Written task: Records follow. Select each line holding "Challenges".

Entries:
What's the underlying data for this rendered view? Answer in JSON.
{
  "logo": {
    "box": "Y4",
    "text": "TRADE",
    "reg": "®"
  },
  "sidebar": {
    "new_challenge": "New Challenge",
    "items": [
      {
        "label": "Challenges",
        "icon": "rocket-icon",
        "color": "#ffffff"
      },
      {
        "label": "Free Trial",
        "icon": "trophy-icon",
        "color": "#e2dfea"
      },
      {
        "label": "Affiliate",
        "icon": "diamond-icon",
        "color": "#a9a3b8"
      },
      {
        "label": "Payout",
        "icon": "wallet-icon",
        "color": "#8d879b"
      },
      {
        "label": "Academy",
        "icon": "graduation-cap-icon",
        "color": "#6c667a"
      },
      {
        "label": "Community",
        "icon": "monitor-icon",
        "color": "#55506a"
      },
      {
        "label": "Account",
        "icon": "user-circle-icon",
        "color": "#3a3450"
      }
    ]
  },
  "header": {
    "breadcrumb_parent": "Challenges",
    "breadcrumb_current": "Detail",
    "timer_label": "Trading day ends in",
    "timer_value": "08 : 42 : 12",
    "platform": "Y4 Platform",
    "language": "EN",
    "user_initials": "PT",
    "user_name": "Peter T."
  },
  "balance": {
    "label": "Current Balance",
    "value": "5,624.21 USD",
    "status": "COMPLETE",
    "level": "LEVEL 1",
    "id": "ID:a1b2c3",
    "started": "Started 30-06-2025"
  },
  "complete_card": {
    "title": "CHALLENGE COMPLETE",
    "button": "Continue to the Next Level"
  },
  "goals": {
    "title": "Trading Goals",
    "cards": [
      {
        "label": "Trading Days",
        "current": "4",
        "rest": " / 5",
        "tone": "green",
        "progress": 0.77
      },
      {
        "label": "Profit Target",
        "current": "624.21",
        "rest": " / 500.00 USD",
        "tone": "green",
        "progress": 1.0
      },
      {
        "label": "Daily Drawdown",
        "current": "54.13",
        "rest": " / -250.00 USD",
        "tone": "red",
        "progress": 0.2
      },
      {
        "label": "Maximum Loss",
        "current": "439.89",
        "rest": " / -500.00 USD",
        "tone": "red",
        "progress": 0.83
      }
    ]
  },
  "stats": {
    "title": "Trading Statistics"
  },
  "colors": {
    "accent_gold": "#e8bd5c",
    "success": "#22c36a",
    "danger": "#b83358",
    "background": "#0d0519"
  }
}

Exercise result:
        "label": "Challenges",
    "breadcrumb_parent": "Challenges",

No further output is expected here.